**Data entries:**

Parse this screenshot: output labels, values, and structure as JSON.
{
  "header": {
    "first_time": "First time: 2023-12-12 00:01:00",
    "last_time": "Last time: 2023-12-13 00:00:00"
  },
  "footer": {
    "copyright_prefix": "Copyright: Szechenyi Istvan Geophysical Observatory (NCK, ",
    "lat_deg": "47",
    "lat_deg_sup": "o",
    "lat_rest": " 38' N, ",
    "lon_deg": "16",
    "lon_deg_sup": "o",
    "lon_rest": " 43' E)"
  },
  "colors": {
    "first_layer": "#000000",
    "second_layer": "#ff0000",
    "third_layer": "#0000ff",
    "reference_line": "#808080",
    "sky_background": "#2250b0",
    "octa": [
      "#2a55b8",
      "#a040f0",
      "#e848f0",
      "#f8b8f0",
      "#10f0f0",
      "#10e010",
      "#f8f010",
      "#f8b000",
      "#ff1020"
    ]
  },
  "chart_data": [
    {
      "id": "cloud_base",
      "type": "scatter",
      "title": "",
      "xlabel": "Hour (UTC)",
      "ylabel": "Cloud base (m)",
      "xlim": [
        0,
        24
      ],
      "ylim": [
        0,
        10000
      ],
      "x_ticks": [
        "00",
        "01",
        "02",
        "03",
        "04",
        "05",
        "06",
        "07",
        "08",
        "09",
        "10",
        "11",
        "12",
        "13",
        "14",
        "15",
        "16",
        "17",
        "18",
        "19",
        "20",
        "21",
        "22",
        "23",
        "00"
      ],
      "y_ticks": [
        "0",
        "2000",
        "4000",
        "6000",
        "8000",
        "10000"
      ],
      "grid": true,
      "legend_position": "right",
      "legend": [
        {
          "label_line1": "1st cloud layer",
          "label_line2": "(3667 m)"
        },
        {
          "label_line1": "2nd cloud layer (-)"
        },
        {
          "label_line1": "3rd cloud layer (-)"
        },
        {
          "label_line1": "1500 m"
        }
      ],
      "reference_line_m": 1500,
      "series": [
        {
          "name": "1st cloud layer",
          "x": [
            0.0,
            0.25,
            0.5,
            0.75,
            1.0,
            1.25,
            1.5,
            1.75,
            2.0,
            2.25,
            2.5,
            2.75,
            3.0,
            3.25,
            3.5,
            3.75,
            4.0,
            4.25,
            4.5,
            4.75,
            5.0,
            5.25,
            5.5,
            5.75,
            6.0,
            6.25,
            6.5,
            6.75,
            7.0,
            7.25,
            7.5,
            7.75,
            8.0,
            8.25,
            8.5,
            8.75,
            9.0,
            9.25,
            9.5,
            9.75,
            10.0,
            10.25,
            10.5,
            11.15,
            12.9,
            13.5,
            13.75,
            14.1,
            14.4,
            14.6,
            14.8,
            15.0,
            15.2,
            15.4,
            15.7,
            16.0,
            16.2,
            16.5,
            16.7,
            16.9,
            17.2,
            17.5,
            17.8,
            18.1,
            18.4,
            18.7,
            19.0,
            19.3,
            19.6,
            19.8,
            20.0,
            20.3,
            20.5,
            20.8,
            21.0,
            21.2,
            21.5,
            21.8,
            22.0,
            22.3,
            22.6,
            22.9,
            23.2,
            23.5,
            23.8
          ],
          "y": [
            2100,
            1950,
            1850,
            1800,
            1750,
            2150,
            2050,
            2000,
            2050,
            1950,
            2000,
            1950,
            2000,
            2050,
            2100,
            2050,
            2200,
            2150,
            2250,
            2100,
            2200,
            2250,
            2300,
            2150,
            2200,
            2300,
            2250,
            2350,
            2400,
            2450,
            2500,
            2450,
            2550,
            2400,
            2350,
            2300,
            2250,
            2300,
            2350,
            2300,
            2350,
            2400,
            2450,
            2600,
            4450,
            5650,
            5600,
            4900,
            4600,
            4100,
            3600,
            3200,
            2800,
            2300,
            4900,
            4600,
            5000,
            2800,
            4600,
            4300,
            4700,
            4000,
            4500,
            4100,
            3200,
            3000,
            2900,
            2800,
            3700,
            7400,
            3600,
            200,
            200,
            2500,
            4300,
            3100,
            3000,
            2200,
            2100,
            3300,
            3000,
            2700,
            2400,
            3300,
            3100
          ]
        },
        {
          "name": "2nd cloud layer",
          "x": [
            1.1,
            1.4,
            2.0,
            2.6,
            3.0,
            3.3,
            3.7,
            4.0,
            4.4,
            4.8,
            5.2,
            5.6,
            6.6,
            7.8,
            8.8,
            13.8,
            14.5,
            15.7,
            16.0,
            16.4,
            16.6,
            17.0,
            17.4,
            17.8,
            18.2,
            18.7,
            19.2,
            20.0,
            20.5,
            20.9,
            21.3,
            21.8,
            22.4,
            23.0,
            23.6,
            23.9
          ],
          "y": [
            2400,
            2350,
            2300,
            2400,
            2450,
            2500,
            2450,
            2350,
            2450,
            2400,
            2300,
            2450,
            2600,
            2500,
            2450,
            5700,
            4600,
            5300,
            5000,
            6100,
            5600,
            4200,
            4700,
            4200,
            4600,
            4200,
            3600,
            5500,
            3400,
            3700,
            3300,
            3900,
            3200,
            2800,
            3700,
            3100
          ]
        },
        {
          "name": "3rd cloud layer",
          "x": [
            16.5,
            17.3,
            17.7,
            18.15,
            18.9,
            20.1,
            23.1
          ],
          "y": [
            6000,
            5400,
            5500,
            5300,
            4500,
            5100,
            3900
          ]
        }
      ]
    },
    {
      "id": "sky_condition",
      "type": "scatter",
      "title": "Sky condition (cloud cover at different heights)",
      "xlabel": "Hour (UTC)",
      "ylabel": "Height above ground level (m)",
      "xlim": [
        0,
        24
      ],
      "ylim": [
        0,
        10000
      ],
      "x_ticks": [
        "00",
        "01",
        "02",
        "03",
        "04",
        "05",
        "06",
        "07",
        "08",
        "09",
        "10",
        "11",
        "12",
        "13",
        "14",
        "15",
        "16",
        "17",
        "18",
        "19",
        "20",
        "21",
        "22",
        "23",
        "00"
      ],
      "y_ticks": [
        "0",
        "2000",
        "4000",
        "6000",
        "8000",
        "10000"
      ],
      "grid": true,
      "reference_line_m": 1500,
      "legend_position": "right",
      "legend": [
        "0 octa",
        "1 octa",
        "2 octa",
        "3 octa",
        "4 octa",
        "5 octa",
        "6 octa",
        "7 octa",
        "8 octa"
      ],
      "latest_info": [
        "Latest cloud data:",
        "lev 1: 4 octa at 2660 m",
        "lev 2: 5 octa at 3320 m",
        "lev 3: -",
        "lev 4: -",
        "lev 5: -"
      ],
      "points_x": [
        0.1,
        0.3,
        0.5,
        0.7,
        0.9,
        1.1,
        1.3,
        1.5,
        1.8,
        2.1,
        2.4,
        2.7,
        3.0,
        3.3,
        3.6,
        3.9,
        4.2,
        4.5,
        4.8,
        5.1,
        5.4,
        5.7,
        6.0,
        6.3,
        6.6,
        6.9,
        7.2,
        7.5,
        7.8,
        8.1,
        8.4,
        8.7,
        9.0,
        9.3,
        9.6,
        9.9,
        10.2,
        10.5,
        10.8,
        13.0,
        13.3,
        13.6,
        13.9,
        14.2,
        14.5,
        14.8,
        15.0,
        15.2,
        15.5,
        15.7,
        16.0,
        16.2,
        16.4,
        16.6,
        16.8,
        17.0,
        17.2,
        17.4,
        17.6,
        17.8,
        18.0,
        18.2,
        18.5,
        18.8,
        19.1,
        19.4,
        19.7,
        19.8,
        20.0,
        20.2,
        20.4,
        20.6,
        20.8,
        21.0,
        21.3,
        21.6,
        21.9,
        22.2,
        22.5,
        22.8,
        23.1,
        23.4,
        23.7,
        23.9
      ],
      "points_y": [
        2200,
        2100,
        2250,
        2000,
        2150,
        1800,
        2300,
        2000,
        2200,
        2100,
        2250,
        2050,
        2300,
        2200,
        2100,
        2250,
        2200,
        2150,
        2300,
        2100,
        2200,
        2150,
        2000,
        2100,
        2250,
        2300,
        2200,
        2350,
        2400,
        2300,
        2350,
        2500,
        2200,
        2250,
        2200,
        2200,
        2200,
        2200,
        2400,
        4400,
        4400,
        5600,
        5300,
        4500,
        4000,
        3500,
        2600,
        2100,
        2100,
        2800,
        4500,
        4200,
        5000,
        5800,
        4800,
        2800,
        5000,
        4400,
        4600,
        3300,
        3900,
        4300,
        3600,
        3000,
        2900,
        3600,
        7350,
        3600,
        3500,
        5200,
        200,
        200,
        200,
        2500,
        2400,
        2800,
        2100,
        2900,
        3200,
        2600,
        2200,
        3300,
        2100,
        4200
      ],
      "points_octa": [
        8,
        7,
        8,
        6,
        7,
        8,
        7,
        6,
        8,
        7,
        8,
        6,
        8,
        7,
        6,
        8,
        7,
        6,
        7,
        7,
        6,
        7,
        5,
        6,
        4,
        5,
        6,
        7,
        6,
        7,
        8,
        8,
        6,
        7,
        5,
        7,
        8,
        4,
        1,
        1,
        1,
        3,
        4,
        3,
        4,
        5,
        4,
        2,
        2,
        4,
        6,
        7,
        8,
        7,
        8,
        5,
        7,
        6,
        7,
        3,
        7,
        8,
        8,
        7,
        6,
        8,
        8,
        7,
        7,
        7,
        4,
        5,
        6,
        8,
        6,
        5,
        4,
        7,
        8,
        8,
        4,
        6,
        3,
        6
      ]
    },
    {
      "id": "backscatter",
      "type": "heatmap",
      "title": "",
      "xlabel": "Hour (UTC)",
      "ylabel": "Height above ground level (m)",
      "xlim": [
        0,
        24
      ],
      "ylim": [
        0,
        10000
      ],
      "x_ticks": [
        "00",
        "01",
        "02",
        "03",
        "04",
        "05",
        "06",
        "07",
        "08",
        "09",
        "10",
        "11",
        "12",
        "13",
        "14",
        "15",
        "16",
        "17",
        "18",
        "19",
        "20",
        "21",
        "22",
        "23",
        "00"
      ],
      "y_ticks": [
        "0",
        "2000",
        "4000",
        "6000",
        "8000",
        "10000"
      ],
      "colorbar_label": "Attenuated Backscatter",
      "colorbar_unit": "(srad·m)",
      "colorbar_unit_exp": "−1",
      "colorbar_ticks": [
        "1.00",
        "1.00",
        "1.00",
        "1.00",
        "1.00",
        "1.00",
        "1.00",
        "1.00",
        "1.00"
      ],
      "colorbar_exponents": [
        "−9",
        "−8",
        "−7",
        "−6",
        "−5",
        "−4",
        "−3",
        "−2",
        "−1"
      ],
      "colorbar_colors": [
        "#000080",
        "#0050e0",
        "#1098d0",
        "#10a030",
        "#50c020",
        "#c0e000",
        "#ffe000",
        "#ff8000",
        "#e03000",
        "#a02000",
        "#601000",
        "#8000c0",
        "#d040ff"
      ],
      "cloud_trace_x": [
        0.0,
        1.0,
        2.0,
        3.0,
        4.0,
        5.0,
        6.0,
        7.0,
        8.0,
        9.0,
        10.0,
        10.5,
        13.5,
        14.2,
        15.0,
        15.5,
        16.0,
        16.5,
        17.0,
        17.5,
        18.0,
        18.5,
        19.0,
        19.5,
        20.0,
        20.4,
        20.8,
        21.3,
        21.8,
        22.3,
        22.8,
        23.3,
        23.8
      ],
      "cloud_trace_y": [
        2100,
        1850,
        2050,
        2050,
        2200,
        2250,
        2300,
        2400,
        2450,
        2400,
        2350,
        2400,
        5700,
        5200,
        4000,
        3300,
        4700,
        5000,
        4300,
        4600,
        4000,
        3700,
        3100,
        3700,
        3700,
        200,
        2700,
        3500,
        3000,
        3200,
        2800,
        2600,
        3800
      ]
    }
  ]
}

**Work to do:** Look for "time" and pull out every line that has it.

**Reply to the task:**
    "first_time": "First time: 2023-12-12 00:01:00",
    "last_time": "Last time: 2023-12-13 00:00:00"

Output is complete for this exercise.